BEGIN Data shown

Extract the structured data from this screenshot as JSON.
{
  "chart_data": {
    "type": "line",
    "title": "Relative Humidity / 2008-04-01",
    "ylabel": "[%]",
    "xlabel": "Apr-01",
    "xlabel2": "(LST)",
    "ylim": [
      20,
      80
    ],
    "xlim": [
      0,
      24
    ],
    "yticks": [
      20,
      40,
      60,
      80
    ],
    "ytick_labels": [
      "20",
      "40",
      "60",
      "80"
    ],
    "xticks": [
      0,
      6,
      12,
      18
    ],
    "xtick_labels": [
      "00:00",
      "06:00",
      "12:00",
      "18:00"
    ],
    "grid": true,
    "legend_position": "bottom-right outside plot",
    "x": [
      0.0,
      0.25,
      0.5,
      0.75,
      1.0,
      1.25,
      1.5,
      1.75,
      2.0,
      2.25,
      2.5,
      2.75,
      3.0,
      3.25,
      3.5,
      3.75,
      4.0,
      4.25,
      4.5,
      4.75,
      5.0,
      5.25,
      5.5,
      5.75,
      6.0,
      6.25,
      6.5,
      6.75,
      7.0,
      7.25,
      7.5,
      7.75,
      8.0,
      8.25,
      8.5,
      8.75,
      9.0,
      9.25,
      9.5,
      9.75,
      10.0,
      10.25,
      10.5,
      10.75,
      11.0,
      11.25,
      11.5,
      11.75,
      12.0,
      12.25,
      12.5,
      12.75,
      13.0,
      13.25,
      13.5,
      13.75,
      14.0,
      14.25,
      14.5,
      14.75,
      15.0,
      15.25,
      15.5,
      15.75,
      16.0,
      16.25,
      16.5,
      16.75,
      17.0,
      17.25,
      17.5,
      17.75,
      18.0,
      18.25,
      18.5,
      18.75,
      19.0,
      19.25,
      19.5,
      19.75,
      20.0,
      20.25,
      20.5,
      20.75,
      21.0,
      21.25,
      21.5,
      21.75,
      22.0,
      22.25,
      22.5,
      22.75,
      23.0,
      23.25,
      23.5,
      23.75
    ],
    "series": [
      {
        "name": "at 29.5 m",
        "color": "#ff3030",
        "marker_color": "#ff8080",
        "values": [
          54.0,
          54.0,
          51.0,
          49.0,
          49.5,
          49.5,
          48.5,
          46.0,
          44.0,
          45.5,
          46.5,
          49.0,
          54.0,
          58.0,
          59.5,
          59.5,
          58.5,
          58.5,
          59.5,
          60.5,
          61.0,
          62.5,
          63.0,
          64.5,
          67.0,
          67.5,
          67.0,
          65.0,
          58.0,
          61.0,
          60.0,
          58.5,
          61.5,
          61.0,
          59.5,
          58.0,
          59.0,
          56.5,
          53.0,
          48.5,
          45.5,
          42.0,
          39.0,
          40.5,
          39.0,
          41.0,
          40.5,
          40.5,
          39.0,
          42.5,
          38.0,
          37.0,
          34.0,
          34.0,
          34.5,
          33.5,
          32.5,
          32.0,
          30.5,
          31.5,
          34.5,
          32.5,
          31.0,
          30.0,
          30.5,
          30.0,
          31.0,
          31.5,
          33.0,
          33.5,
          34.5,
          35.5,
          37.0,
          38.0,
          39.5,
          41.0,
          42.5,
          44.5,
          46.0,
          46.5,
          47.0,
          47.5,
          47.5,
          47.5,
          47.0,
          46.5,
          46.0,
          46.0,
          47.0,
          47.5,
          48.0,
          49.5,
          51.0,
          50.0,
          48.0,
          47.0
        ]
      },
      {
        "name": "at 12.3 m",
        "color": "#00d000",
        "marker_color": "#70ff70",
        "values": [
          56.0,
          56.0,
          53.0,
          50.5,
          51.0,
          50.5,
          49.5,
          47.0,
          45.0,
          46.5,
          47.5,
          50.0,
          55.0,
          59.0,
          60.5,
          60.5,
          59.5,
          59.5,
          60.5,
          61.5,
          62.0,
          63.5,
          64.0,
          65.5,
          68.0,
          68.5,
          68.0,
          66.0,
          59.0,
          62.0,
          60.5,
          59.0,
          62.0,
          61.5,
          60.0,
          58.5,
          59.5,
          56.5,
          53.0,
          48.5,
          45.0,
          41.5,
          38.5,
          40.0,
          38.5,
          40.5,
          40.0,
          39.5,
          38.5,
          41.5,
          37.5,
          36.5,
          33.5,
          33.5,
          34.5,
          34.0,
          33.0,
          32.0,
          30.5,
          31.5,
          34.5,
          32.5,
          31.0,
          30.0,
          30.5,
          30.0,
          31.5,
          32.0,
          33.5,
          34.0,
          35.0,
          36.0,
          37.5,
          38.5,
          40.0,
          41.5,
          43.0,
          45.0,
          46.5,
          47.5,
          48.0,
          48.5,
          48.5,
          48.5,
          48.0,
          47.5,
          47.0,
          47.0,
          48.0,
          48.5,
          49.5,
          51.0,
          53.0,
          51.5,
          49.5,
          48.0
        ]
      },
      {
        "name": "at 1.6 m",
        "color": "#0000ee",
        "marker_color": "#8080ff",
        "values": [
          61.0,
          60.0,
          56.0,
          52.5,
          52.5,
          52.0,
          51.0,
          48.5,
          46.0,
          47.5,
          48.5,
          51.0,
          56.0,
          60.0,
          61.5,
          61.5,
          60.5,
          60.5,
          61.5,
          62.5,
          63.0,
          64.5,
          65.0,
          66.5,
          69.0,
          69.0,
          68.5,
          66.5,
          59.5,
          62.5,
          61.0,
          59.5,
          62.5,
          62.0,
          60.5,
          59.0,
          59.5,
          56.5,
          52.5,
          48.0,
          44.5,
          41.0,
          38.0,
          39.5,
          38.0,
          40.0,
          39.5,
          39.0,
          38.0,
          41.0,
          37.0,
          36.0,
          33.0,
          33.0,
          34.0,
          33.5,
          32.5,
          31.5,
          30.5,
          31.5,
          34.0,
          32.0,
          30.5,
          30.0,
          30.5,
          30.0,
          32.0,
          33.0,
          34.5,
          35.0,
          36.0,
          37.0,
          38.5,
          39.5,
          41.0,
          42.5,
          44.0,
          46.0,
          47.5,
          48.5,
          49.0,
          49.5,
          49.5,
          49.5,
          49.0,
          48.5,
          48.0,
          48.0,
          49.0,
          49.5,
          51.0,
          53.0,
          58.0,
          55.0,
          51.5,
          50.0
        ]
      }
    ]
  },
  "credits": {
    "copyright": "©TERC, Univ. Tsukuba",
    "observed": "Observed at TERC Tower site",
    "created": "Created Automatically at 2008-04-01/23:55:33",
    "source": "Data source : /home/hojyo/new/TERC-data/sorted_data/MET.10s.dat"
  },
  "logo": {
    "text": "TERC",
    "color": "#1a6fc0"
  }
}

END Data shown

The task — Copy out the data shown above without altering anything.

Solution for this problem —
Extract the structured data from this screenshot as JSON.
{
  "chart_data": {
    "type": "line",
    "title": "Relative Humidity / 2008-04-01",
    "ylabel": "[%]",
    "xlabel": "Apr-01",
    "xlabel2": "(LST)",
    "ylim": [
      20,
      80
    ],
    "xlim": [
      0,
      24
    ],
    "yticks": [
      20,
      40,
      60,
      80
    ],
    "ytick_labels": [
      "20",
      "40",
      "60",
      "80"
    ],
    "xticks": [
      0,
      6,
      12,
      18
    ],
    "xtick_labels": [
      "00:00",
      "06:00",
      "12:00",
      "18:00"
    ],
    "grid": true,
    "legend_position": "bottom-right outside plot",
    "x": [
      0.0,
      0.25,
      0.5,
      0.75,
      1.0,
      1.25,
      1.5,
      1.75,
      2.0,
      2.25,
      2.5,
      2.75,
      3.0,
      3.25,
      3.5,
      3.75,
      4.0,
      4.25,
      4.5,
      4.75,
      5.0,
      5.25,
      5.5,
      5.75,
      6.0,
      6.25,
      6.5,
      6.75,
      7.0,
      7.25,
      7.5,
      7.75,
      8.0,
      8.25,
      8.5,
      8.75,
      9.0,
      9.25,
      9.5,
      9.75,
      10.0,
      10.25,
      10.5,
      10.75,
      11.0,
      11.25,
      11.5,
      11.75,
      12.0,
      12.25,
      12.5,
      12.75,
      13.0,
      13.25,
      13.5,
      13.75,
      14.0,
      14.25,
      14.5,
      14.75,
      15.0,
      15.25,
      15.5,
      15.75,
      16.0,
      16.25,
      16.5,
      16.75,
      17.0,
      17.25,
      17.5,
      17.75,
      18.0,
      18.25,
      18.5,
      18.75,
      19.0,
      19.25,
      19.5,
      19.75,
      20.0,
      20.25,
      20.5,
      20.75,
      21.0,
      21.25,
      21.5,
      21.75,
      22.0,
      22.25,
      22.5,
      22.75,
      23.0,
      23.25,
      23.5,
      23.75
    ],
    "series": [
      {
        "name": "at 29.5 m",
        "color": "#ff3030",
        "marker_color": "#ff8080",
        "values": [
          54.0,
          54.0,
          51.0,
          49.0,
          49.5,
          49.5,
          48.5,
          46.0,
          44.0,
          45.5,
          46.5,
          49.0,
          54.0,
          58.0,
          59.5,
          59.5,
          58.5,
          58.5,
          59.5,
          60.5,
          61.0,
          62.5,
          63.0,
          64.5,
          67.0,
          67.5,
          67.0,
          65.0,
          58.0,
          61.0,
          60.0,
          58.5,
          61.5,
          61.0,
          59.5,
          58.0,
          59.0,
          56.5,
          53.0,
          48.5,
          45.5,
          42.0,
          39.0,
          40.5,
          39.0,
          41.0,
          40.5,
          40.5,
          39.0,
          42.5,
          38.0,
          37.0,
          34.0,
          34.0,
          34.5,
          33.5,
          32.5,
          32.0,
          30.5,
          31.5,
          34.5,
          32.5,
          31.0,
          30.0,
          30.5,
          30.0,
          31.0,
          31.5,
          33.0,
          33.5,
          34.5,
          35.5,
          37.0,
          38.0,
          39.5,
          41.0,
          42.5,
          44.5,
          46.0,
          46.5,
          47.0,
          47.5,
          47.5,
          47.5,
          47.0,
          46.5,
          46.0,
          46.0,
          47.0,
          47.5,
          48.0,
          49.5,
          51.0,
          50.0,
          48.0,
          47.0
        ]
      },
      {
        "name": "at 12.3 m",
        "color": "#00d000",
        "marker_color": "#70ff70",
        "values": [
          56.0,
          56.0,
          53.0,
          50.5,
          51.0,
          50.5,
          49.5,
          47.0,
          45.0,
          46.5,
          47.5,
          50.0,
          55.0,
          59.0,
          60.5,
          60.5,
          59.5,
          59.5,
          60.5,
          61.5,
          62.0,
          63.5,
          64.0,
          65.5,
          68.0,
          68.5,
          68.0,
          66.0,
          59.0,
          62.0,
          60.5,
          59.0,
          62.0,
          61.5,
          60.0,
          58.5,
          59.5,
          56.5,
          53.0,
          48.5,
          45.0,
          41.5,
          38.5,
          40.0,
          38.5,
          40.5,
          40.0,
          39.5,
          38.5,
          41.5,
          37.5,
          36.5,
          33.5,
          33.5,
          34.5,
          34.0,
          33.0,
          32.0,
          30.5,
          31.5,
          34.5,
          32.5,
          31.0,
          30.0,
          30.5,
          30.0,
          31.5,
          32.0,
          33.5,
          34.0,
          35.0,
          36.0,
          37.5,
          38.5,
          40.0,
          41.5,
          43.0,
          45.0,
          46.5,
          47.5,
          48.0,
          48.5,
          48.5,
          48.5,
          48.0,
          47.5,
          47.0,
          47.0,
          48.0,
          48.5,
          49.5,
          51.0,
          53.0,
          51.5,
          49.5,
          48.0
        ]
      },
      {
        "name": "at 1.6 m",
        "color": "#0000ee",
        "marker_color": "#8080ff",
        "values": [
          61.0,
          60.0,
          56.0,
          52.5,
          52.5,
          52.0,
          51.0,
          48.5,
          46.0,
          47.5,
          48.5,
          51.0,
          56.0,
          60.0,
          61.5,
          61.5,
          60.5,
          60.5,
          61.5,
          62.5,
          63.0,
          64.5,
          65.0,
          66.5,
          69.0,
          69.0,
          68.5,
          66.5,
          59.5,
          62.5,
          61.0,
          59.5,
          62.5,
          62.0,
          60.5,
          59.0,
          59.5,
          56.5,
          52.5,
          48.0,
          44.5,
          41.0,
          38.0,
          39.5,
          38.0,
          40.0,
          39.5,
          39.0,
          38.0,
          41.0,
          37.0,
          36.0,
          33.0,
          33.0,
          34.0,
          33.5,
          32.5,
          31.5,
          30.5,
          31.5,
          34.0,
          32.0,
          30.5,
          30.0,
          30.5,
          30.0,
          32.0,
          33.0,
          34.5,
          35.0,
          36.0,
          37.0,
          38.5,
          39.5,
          41.0,
          42.5,
          44.0,
          46.0,
          47.5,
          48.5,
          49.0,
          49.5,
          49.5,
          49.5,
          49.0,
          48.5,
          48.0,
          48.0,
          49.0,
          49.5,
          51.0,
          53.0,
          58.0,
          55.0,
          51.5,
          50.0
        ]
      }
    ]
  },
  "credits": {
    "copyright": "©TERC, Univ. Tsukuba",
    "observed": "Observed at TERC Tower site",
    "created": "Created Automatically at 2008-04-01/23:55:33",
    "source": "Data source : /home/hojyo/new/TERC-data/sorted_data/MET.10s.dat"
  },
  "logo": {
    "text": "TERC",
    "color": "#1a6fc0"
  }
}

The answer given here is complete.